Provided records:
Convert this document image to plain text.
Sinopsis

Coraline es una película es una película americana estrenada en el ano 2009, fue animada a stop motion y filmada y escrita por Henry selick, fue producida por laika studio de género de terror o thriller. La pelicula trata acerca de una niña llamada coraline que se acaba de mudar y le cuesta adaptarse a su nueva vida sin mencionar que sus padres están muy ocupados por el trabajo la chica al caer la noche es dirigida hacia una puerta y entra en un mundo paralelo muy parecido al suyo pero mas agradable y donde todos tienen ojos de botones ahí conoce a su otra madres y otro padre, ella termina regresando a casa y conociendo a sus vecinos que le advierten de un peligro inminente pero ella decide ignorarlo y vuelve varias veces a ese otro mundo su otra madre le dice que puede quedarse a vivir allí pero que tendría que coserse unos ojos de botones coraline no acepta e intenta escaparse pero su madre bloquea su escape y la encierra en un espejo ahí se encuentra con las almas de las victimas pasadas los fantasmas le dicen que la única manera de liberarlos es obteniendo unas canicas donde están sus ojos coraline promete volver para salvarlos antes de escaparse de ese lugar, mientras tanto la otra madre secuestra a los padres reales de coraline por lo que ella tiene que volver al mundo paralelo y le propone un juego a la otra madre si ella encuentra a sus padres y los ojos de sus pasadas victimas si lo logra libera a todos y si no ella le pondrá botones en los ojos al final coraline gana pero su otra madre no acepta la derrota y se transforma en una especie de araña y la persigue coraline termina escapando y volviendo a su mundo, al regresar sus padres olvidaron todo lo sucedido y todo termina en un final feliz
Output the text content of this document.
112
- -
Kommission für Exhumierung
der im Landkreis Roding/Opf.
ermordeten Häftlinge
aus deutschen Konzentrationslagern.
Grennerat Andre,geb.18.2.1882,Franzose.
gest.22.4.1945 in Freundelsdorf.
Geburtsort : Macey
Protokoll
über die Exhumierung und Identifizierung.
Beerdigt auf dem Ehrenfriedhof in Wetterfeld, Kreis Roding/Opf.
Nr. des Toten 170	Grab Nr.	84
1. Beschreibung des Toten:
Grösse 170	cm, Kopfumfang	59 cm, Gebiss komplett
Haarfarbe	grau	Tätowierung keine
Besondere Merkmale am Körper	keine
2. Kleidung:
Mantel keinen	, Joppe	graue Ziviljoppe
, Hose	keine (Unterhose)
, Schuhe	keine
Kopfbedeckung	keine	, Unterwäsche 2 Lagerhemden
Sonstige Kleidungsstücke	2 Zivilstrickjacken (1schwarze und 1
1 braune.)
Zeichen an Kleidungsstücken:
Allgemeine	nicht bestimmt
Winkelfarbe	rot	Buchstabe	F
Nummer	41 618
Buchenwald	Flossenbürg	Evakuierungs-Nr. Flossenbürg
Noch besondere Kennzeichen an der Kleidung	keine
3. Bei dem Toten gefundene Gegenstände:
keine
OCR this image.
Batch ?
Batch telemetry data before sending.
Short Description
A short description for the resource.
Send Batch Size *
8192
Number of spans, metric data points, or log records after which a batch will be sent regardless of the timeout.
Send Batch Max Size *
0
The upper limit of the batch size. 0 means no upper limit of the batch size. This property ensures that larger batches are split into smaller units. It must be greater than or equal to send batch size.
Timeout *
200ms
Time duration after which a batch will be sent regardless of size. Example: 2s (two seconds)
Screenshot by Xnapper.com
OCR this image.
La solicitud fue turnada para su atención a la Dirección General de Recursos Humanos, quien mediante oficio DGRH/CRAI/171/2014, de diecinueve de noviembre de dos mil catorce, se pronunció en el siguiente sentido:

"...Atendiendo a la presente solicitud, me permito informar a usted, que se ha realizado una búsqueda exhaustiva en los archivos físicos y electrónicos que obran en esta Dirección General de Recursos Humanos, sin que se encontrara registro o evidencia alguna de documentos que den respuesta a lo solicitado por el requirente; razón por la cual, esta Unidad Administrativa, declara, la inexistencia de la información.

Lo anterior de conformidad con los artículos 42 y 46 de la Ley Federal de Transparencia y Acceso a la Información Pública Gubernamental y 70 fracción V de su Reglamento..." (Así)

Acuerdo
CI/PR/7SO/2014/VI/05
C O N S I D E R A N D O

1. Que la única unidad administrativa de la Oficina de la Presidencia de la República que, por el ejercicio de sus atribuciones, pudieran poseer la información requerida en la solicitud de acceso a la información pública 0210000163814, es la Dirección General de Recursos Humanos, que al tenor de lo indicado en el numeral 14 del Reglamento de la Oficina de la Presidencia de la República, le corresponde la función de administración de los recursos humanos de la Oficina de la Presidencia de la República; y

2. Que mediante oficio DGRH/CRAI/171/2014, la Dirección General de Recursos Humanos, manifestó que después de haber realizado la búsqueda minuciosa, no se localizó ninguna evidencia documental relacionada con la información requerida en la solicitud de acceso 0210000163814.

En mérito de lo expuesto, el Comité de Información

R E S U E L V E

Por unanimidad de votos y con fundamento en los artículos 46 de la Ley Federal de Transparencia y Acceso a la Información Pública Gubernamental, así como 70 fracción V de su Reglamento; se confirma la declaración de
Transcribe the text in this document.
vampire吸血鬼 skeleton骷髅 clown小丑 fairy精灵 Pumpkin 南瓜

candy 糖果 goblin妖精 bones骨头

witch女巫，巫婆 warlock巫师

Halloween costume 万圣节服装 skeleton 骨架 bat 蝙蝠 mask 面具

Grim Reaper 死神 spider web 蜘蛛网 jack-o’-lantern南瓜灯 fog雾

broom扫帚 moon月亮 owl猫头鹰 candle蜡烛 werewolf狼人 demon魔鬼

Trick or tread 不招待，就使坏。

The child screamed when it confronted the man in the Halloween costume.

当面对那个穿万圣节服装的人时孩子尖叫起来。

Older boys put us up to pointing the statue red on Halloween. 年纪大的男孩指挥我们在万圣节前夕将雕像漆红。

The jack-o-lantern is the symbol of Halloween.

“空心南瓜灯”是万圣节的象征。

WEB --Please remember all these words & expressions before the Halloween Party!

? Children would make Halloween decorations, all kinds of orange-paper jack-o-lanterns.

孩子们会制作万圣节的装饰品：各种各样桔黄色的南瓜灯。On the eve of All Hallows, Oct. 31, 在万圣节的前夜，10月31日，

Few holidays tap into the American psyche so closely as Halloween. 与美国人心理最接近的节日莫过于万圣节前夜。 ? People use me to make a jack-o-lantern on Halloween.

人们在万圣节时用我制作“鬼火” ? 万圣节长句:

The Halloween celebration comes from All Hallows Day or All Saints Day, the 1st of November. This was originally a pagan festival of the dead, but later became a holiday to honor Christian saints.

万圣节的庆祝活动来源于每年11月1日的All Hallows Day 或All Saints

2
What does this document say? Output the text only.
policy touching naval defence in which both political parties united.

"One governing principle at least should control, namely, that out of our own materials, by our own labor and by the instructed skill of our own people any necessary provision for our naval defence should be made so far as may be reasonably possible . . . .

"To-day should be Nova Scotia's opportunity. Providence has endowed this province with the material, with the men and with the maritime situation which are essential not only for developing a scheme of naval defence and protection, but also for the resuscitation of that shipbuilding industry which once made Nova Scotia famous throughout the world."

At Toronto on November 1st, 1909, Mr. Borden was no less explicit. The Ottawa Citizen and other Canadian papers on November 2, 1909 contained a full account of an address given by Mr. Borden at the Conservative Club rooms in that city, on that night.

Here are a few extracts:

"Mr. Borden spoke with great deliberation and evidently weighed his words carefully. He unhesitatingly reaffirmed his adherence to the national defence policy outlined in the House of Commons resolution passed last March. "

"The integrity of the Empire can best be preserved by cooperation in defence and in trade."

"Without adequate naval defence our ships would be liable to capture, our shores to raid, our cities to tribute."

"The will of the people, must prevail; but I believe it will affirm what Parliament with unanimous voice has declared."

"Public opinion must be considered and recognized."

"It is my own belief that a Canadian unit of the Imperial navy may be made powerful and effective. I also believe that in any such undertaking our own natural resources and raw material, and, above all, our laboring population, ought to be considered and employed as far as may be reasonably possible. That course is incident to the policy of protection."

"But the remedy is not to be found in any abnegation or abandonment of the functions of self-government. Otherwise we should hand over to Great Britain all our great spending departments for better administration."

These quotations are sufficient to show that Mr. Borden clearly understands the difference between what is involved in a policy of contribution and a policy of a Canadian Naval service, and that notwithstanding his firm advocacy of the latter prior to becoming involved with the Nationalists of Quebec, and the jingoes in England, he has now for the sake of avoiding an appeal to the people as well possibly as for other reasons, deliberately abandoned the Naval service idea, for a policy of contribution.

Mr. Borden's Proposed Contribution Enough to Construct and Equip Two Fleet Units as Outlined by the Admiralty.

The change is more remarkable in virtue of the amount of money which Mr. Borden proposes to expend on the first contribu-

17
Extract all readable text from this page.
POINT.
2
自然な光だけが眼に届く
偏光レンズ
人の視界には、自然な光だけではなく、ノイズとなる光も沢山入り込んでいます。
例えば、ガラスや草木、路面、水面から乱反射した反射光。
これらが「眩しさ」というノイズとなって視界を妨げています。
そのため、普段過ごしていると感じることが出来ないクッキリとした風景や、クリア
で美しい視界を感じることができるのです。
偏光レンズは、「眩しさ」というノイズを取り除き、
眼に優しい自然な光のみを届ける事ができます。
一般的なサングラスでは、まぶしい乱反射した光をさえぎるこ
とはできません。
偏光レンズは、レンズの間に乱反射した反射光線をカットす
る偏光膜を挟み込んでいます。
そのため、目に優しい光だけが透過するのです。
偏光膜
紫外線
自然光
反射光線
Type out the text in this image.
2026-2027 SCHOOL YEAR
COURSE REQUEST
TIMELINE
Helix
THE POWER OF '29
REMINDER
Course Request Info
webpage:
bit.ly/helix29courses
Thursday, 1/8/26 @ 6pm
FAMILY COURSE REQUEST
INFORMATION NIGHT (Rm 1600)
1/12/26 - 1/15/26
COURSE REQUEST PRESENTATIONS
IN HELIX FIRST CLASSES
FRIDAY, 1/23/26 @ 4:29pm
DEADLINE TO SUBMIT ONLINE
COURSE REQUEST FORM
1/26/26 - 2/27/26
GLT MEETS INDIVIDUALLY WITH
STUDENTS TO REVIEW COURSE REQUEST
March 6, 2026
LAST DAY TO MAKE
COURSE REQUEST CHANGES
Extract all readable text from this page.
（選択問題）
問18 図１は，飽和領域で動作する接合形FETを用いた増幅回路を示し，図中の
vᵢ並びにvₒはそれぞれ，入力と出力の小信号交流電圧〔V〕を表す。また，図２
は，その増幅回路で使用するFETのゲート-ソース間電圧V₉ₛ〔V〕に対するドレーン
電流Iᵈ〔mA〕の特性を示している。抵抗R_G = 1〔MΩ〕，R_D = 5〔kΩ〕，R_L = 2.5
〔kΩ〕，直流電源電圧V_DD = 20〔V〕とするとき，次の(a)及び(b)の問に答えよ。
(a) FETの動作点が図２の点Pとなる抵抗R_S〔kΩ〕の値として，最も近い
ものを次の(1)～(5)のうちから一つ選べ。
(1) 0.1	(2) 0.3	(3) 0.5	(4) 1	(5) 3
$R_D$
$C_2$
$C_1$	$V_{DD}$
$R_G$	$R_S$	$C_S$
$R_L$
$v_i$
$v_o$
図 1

The exercise: Scan the material for lines with the word "text", and copy each line you find.

Full solution:
Convert this document image to plain text.
Output the text content of this document.
Transcribe the text in this document.
What does this document say? Output the text only.
Extract all readable text from this page.
Type out the text in this image.
Extract all readable text from this page.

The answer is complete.